PA 12th Congressional District in Contention

Pittsburgh City Paper

 FRIDAY, JULY 14, 2017

Democrats have a rural problem in Southwestern Pennsylvania’s 12th Congressional district

Posted By  on Fri, Jul 14, 2017 at 2:52 PM

CP PHOTO BY RYAN DETO

  • CP photo by Ryan Deto

On July 12, a group of left-leaning protesters rallied outside of U.S. Congressman Keith Rothfus’ (R-Sewickley) office in Ross Township. They were some 15 members strong, and they hooted and hollered for an hour, expressing displeasure with their representative for failing to hold a town halland his support of the Republicans’ attempt to repeal the Affordable Care Act.

“We are here to keep the momentum going and show how [Rothfus] is not representing us,” said Michelle Raab of PA 12 Progressives, the group that organized the protest.

PA 12 Progressives has been demonstrating outside of Rothfus’ North Hills office every Wednesday for months and has even started to attract Republican counter-protesters. On July 12, three counter-protesters held signs reading “Drain the Swamp” and “Support Trump,” but they were overwhelmed by the energy coming from the PA 12 progressives, who even had a truck clad in protest signs drive by every few minutes to garner more attention.

While the group’s energy in suburban Allegheny County is starting to shift the traditionally Republican area’s support from red to blue, it’s the fight outside of suburbia that Rothfus opponents may want to focus more energy on.

When Rothfus won re-election in 2014, he received 60 percent of the vote in the Allegheny County section of his district, which includes wealthy northern Pittsburgh suburbs like Fox Chapel, Franklin Park and Pine Township. In 2016, he received 59 percent. While modest, this shift fits into the nationwide trend of upper-income suburban areas increasing their support for Democrats.

But outside of Allegheny County, Rothfus has been increasing his support which could render any suburban shift moot. The 12th District includes parts of six Southwestern Pennsylvania counties, stretching from Ellwood City to Somerset. Every county in the 12th District outside of Allegheny has become more Republican since Rothfus took office, but none as much as the Cambria County section.

In 2012, Rothfus lost the Cambria County section to former Rep. Mark Critz (D-Johnstown), only receiving 37 percent of the vote there, even though he won the district that year. In 2014, Rothfus won Cambria County with 56 percent of the vote against Democratic challenger Erin McClelland, and in 2016, increased his Cambria County margin receiving 65 percent of the vote. In just four years, Rothfus gained more than 27 percentage points against Democratic rivals and swung Cambria County from solidly Democratic to solidly Republican.

Mary Lou Davis, of the liberal-leaning, grassroots group Indivisible Johnstown, says this shift will make flipping the 12th District a difficult task. “We are as red as we can get right now,” she says.

List of tasks
1. In the article on Pennsylvania's 12th Congressional District, what percentage of the Cambria County vote did Rothfus receive in 2016?
2. Which wealthy northern Pittsburgh suburbs does the article on Pennsylvania's 12th Congressional District name as part of the district's Allegheny County section?

Record excerpts

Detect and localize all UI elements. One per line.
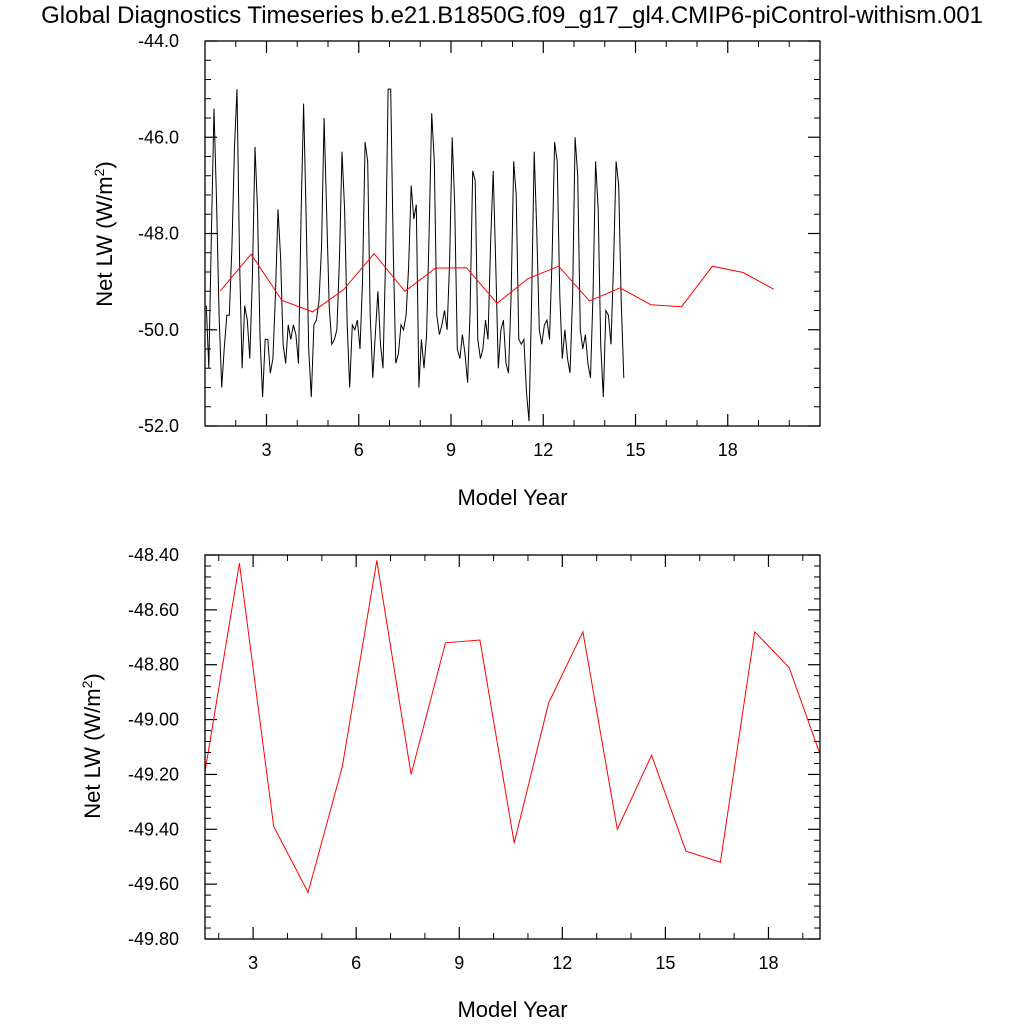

--

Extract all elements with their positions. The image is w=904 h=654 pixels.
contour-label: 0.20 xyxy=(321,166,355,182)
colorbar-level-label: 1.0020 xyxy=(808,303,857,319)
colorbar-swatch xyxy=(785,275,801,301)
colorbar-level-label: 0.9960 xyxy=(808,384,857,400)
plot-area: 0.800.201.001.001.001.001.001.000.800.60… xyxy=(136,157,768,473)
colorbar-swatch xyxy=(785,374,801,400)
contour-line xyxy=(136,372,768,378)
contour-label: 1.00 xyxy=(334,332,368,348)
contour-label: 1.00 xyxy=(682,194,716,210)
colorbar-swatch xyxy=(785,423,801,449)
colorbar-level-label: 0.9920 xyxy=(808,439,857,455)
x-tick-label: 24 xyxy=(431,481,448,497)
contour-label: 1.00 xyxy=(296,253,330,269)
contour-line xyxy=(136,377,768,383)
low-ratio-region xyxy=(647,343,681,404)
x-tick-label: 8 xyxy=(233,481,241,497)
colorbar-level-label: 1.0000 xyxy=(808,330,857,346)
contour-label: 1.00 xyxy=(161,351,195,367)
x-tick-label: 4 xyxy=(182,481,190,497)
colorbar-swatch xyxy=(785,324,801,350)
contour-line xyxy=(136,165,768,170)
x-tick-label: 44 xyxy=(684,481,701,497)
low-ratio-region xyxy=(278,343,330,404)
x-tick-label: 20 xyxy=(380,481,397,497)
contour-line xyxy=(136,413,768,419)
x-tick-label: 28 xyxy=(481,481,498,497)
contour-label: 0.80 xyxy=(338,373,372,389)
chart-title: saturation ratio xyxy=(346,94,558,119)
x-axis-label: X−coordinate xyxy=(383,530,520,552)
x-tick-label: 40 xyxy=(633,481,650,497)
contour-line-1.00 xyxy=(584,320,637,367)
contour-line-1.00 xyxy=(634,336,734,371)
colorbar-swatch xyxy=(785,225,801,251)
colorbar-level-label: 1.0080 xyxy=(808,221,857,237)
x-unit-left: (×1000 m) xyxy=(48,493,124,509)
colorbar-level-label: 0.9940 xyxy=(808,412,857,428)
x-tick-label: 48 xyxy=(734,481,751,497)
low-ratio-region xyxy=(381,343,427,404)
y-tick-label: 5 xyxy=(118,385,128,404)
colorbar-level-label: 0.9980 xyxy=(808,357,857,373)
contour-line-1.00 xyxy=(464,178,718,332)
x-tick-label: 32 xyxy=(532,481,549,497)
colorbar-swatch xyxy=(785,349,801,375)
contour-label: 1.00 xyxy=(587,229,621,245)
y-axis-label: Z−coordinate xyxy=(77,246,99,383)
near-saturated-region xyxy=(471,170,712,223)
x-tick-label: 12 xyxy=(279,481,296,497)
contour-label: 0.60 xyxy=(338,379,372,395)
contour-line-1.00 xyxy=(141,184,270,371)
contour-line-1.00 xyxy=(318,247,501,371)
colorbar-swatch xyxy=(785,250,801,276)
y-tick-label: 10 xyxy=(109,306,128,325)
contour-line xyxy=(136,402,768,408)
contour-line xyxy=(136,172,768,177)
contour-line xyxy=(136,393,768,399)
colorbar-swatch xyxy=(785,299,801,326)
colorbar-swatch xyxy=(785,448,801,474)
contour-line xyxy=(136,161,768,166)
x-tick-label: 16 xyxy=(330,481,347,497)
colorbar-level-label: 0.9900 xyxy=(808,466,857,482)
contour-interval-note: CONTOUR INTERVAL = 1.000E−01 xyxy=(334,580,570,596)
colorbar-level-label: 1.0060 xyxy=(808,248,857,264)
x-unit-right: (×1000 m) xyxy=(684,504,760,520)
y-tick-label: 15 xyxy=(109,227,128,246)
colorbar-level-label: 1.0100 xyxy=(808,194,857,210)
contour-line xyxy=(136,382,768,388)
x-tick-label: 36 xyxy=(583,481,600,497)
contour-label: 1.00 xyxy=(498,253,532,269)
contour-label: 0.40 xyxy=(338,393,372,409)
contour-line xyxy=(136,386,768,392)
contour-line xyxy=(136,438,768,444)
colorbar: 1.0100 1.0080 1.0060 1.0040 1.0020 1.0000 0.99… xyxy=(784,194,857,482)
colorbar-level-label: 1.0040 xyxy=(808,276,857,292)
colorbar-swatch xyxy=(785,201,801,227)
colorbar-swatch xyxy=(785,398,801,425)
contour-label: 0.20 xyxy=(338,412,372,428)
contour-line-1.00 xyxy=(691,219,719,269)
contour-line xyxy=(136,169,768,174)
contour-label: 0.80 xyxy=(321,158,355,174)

Set of answers
1. 65 percent

2. Fox Chapel, Franklin Park, Pine Township